__THINGS TO DO__:
1 > Echo everything in the post on Indo-European statives from "Not if it was" down to "of the time.".
2 > Sum up the post on Indo-European statives in three sentences.

__EXERCISE PASSAGE__:
--- --- ---
Not if it was replaced by ak(k)- 'die' in that meaning (thus Puhvel in the
introduction to the entry ak[k]-), which incidentally only makes sense it
kuen- is 'kill', at least some of the time.

> Yes, Ilya Yakubovich thinks that there is a Sanskrit stative that argues
> for a PIE stative. In the same volume I gave reasons for a very different
> view. I stand by my reasons and would agree with Jamison's having given up
> the idea.

For the record: I see on re-reading that Jamison had it from Insler who is
then alone to be blamed or credited. I cannot accept that e:-statives are
post-PIE. Their allomorphy obeys subtle rules of IE ablaut which a late
creation would not. And, of course, they turn up all over the place, in
fact I don't know of a branch that does not supply examples. Your
"reasons" are a guess at a functional split of 'hold' to 'take' and
'have', leaving the detailed repetition of the alleged process in
different branches to chance or areal influence - and apparently
disregarding the colossal evidence for *-eH1- as a PIE derivative verbal
type. Your siding with Jasanoff ("no") against Watkins ("yes") in the
question of antiquity of *-eH1-verbs is vitiated by the illogical
conclusion drawn by Jasanoff from his - in itself sound - dismissal of
Cowgill's analysis of Goth. -ai-/-a- (habaith, haband) as from
"*- at 1-ye-/*- at 1-yo-", the dismissal being based on the correct observation
that IE appears not to have syllabic shwa before (or indeed after) /y/;
the illogical conclusion is that this does not exhaust the possibilities,
not even the obvious ones: a levelled *-eH1-ye/o- works just fine, and
even makes the Gothic stem formation identical with that of Latin (which
latter point however may be coincidental). - Yakubovich' reasons for
accepting a stative behind some Skt. verbs in -a:-ya- (oddly segmented
"-a:i-a-" in the title) are possible cognates, some looking quite good to
me. But even without that, there certainly is a stative in Ved.
--- --- ---
__AVAILABLE DATA__:
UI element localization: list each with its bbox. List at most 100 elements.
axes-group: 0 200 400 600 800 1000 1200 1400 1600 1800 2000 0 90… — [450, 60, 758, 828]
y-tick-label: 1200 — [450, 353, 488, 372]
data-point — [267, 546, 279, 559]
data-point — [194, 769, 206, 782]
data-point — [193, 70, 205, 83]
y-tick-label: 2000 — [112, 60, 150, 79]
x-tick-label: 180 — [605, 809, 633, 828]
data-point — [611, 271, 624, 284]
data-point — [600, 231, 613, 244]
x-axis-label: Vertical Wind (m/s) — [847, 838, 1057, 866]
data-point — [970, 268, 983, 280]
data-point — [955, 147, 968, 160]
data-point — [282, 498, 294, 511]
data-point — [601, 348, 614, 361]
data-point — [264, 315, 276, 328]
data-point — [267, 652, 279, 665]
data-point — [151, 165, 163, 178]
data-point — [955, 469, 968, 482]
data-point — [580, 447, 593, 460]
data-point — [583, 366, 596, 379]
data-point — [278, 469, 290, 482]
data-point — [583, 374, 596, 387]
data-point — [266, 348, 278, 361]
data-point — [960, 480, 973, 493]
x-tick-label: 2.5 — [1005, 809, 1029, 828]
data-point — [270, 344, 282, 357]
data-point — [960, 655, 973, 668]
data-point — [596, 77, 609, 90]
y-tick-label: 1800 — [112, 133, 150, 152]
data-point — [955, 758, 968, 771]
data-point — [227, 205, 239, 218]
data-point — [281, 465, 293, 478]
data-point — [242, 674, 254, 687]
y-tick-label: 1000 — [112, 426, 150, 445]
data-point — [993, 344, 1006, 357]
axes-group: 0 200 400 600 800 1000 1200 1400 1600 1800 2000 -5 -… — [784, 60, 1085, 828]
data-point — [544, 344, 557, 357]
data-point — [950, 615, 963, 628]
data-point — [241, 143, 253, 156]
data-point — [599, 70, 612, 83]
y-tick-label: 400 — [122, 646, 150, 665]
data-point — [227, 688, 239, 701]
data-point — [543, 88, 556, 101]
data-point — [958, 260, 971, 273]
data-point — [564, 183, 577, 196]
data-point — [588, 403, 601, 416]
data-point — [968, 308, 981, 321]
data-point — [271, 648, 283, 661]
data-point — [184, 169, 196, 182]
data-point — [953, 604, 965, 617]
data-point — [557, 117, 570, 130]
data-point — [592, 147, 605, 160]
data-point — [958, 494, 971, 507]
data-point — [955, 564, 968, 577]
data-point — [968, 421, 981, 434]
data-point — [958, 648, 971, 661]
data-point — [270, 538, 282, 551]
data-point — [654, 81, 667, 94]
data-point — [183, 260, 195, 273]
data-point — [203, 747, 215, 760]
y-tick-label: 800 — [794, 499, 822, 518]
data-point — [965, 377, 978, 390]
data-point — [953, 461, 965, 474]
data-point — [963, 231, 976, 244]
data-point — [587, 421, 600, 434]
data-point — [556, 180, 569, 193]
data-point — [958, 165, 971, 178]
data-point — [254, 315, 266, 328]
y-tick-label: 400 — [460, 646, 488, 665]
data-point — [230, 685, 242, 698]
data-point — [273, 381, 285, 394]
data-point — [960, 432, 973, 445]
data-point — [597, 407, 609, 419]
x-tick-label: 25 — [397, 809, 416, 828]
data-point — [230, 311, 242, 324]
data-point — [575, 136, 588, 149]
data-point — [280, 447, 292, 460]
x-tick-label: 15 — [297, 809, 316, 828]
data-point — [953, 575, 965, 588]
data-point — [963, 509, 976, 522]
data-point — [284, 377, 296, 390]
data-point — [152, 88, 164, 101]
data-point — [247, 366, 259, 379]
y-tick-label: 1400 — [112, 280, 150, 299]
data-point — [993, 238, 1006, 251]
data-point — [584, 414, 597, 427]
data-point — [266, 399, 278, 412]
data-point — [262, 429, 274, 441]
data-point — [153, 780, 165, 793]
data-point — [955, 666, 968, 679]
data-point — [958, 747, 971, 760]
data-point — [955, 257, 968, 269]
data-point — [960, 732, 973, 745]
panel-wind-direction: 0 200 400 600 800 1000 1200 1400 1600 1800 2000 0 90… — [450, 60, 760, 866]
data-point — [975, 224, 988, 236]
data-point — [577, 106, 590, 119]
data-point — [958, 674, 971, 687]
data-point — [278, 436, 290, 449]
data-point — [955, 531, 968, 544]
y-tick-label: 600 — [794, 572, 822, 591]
--- --- ---
__NUMBERED ANSWERS__:
1 >
Not if it was replaced by ak(k)- 'die' in that meaning (thus Puhvel in the
introduction to the entry ak[k]-), which incidentally only makes sense it
kuen- is 'kill', at least some of the time.

2 > The writer rejects the claim that e:-statives are post-PIE, saying their allomorphy follows subtle rules of IE ablaut that a late creation would not follow and that they appear in every branch the writer knows of. The writer calls the other person's reasons a guess at a functional split of 'hold' into 'take' and 'have' that leaves the repetition across branches to chance or areal influence and seems to ignore the large evidence for *-eH1- as a PIE derivative verbal type. The writer also notes that Yakubovich's grounds for a stative behind some Sanskrit verbs in -a:-ya- are possible cognates, some of which look quite good to the writer.